Entries shown.
+++

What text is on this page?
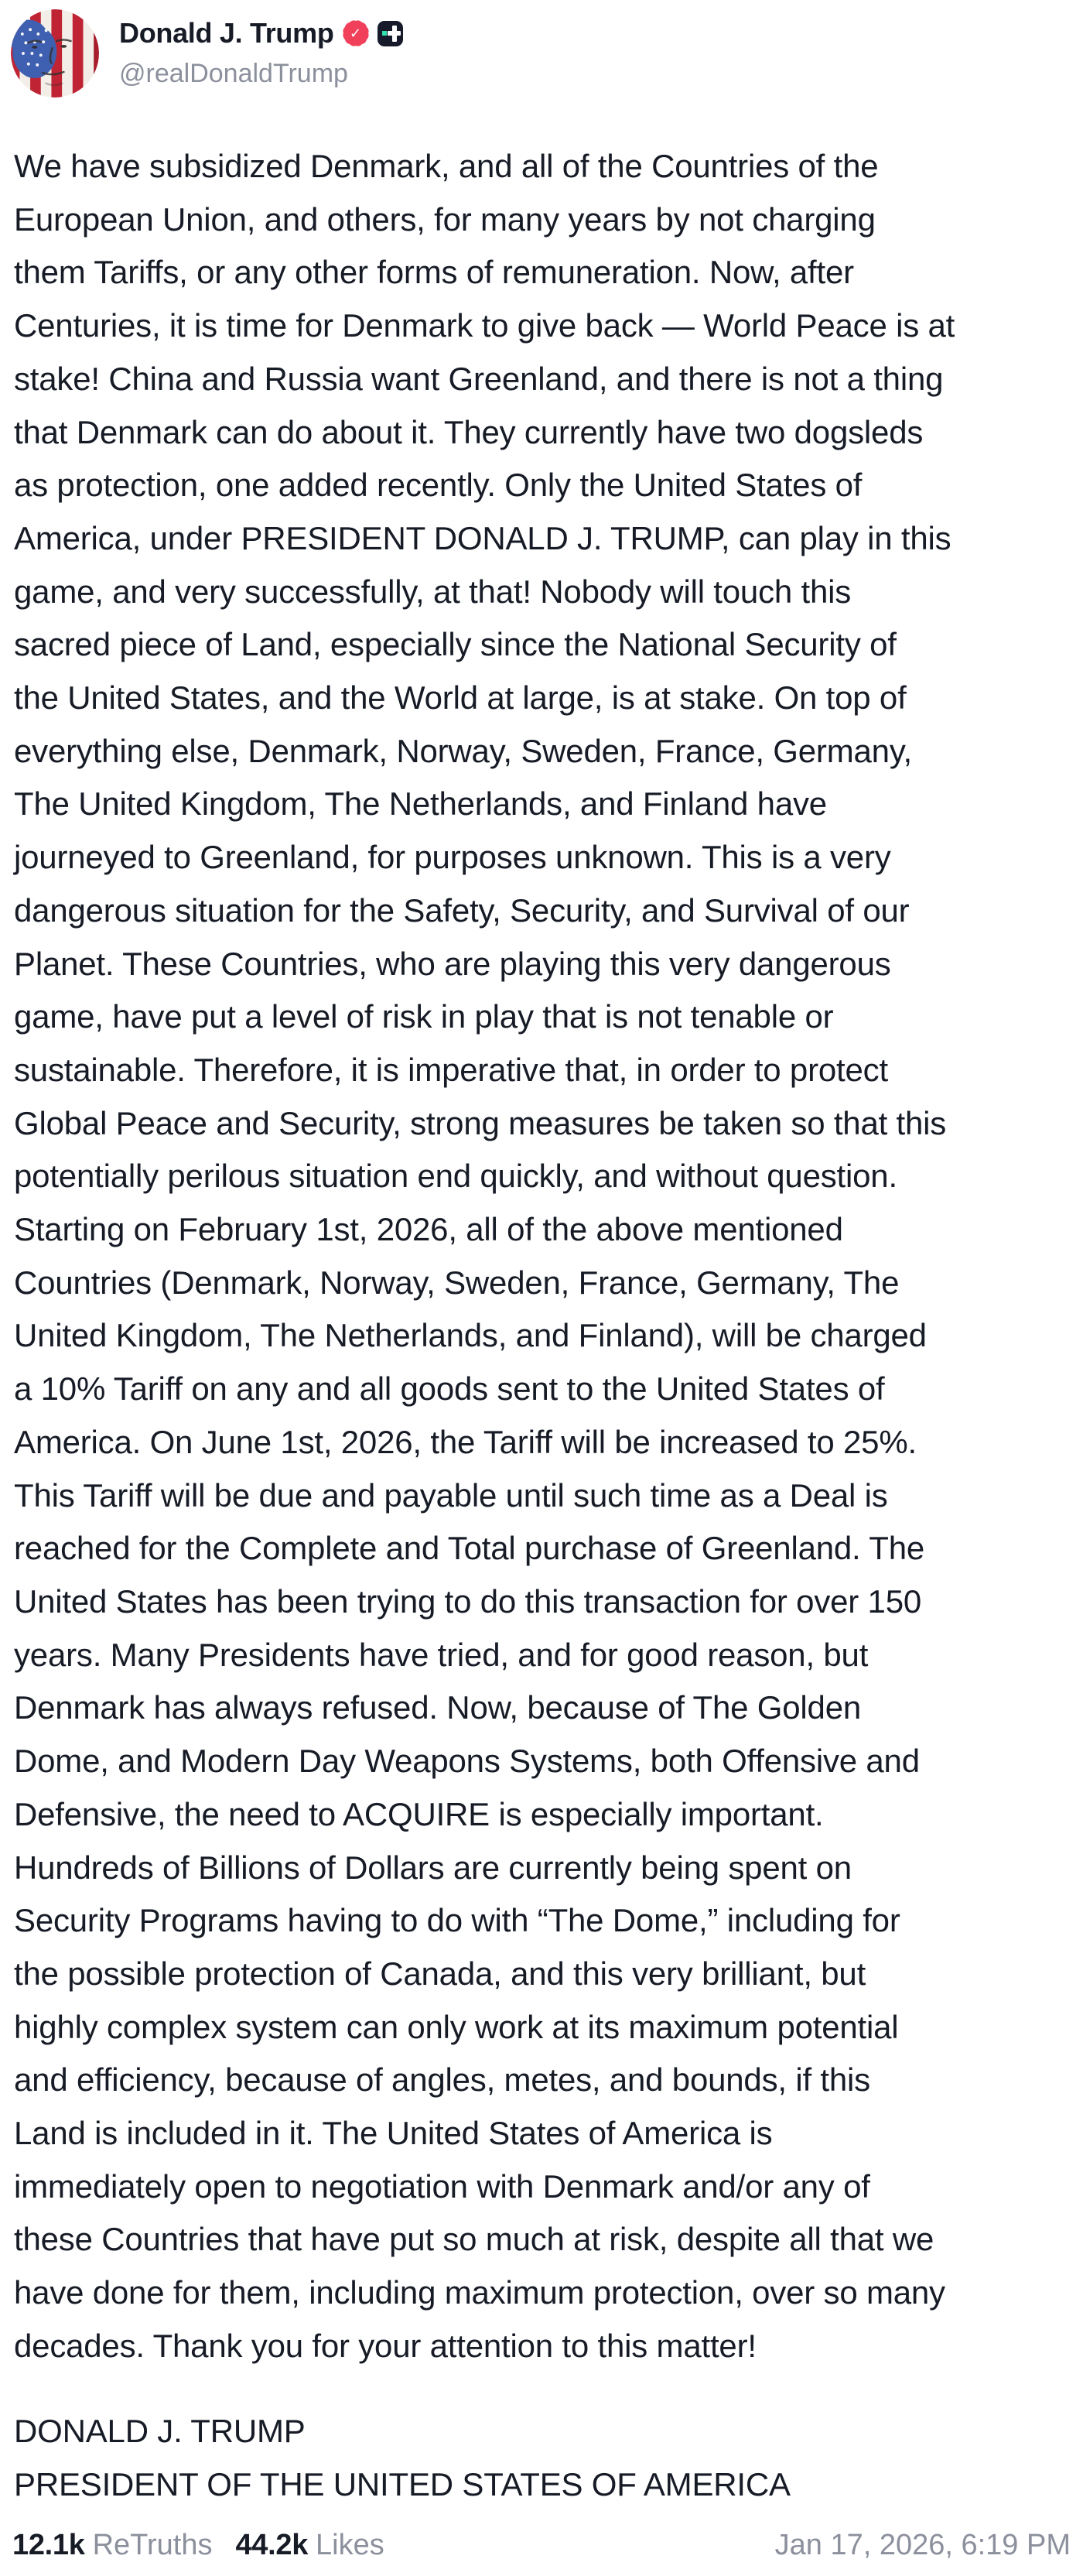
Donald J. Trump	✓
@realDonaldTrump
We have subsidized Denmark, and all of the Countries of the
European Union, and others, for many years by not charging
them Tariffs, or any other forms of remuneration. Now, after
Centuries, it is time for Denmark to give back — World Peace is at
stake! China and Russia want Greenland, and there is not a thing
that Denmark can do about it. They currently have two dogsleds
as protection, one added recently. Only the United States of
America, under PRESIDENT DONALD J. TRUMP, can play in this
game, and very successfully, at that! Nobody will touch this
sacred piece of Land, especially since the National Security of
the United States, and the World at large, is at stake. On top of
everything else, Denmark, Norway, Sweden, France, Germany,
The United Kingdom, The Netherlands, and Finland have
journeyed to Greenland, for purposes unknown. This is a very
dangerous situation for the Safety, Security, and Survival of our
Planet. These Countries, who are playing this very dangerous
game, have put a level of risk in play that is not tenable or
sustainable. Therefore, it is imperative that, in order to protect
Global Peace and Security, strong measures be taken so that this
potentially perilous situation end quickly, and without question.
Starting on February 1st, 2026, all of the above mentioned
Countries (Denmark, Norway, Sweden, France, Germany, The
United Kingdom, The Netherlands, and Finland), will be charged
a 10% Tariff on any and all goods sent to the United States of
America. On June 1st, 2026, the Tariff will be increased to 25%.
This Tariff will be due and payable until such time as a Deal is
reached for the Complete and Total purchase of Greenland. The
United States has been trying to do this transaction for over 150
years. Many Presidents have tried, and for good reason, but
Denmark has always refused. Now, because of The Golden
Dome, and Modern Day Weapons Systems, both Offensive and
Defensive, the need to ACQUIRE is especially important.
Hundreds of Billions of Dollars are currently being spent on
Security Programs having to do with “The Dome,” including for
the possible protection of Canada, and this very brilliant, but
highly complex system can only work at its maximum potential
and efficiency, because of angles, metes, and bounds, if this
Land is included in it. The United States of America is
immediately open to negotiation with Denmark and/or any of
these Countries that have put so much at risk, despite all that we
have done for them, including maximum protection, over so many
decades. Thank you for your attention to this matter!
DONALD J. TRUMP
PRESIDENT OF THE UNITED STATES OF AMERICA
12.1k ReTruths 44.2k Likes	Jan 17, 2026, 6:19 PM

+++

Could you reproduce every record above exactly, leaving out the pictures?

What text is on this page?
Donald J. Trump	✓
@realDonaldTrump
We have subsidized Denmark, and all of the Countries of the
European Union, and others, for many years by not charging
them Tariffs, or any other forms of remuneration. Now, after
Centuries, it is time for Denmark to give back — World Peace is at
stake! China and Russia want Greenland, and there is not a thing
that Denmark can do about it. They currently have two dogsleds
as protection, one added recently. Only the United States of
America, under PRESIDENT DONALD J. TRUMP, can play in this
game, and very successfully, at that! Nobody will touch this
sacred piece of Land, especially since the National Security of
the United States, and the World at large, is at stake. On top of
everything else, Denmark, Norway, Sweden, France, Germany,
The United Kingdom, The Netherlands, and Finland have
journeyed to Greenland, for purposes unknown. This is a very
dangerous situation for the Safety, Security, and Survival of our
Planet. These Countries, who are playing this very dangerous
game, have put a level of risk in play that is not tenable or
sustainable. Therefore, it is imperative that, in order to protect
Global Peace and Security, strong measures be taken so that this
potentially perilous situation end quickly, and without question.
Starting on February 1st, 2026, all of the above mentioned
Countries (Denmark, Norway, Sweden, France, Germany, The
United Kingdom, The Netherlands, and Finland), will be charged
a 10% Tariff on any and all goods sent to the United States of
America. On June 1st, 2026, the Tariff will be increased to 25%.
This Tariff will be due and payable until such time as a Deal is
reached for the Complete and Total purchase of Greenland. The
United States has been trying to do this transaction for over 150
years. Many Presidents have tried, and for good reason, but
Denmark has always refused. Now, because of The Golden
Dome, and Modern Day Weapons Systems, both Offensive and
Defensive, the need to ACQUIRE is especially important.
Hundreds of Billions of Dollars are currently being spent on
Security Programs having to do with “The Dome,” including for
the possible protection of Canada, and this very brilliant, but
highly complex system can only work at its maximum potential
and efficiency, because of angles, metes, and bounds, if this
Land is included in it. The United States of America is
immediately open to negotiation with Denmark and/or any of
these Countries that have put so much at risk, despite all that we
have done for them, including maximum protection, over so many
decades. Thank you for your attention to this matter!
DONALD J. TRUMP
PRESIDENT OF THE UNITED STATES OF AMERICA
12.1k ReTruths 44.2k Likes	Jan 17, 2026, 6:19 PM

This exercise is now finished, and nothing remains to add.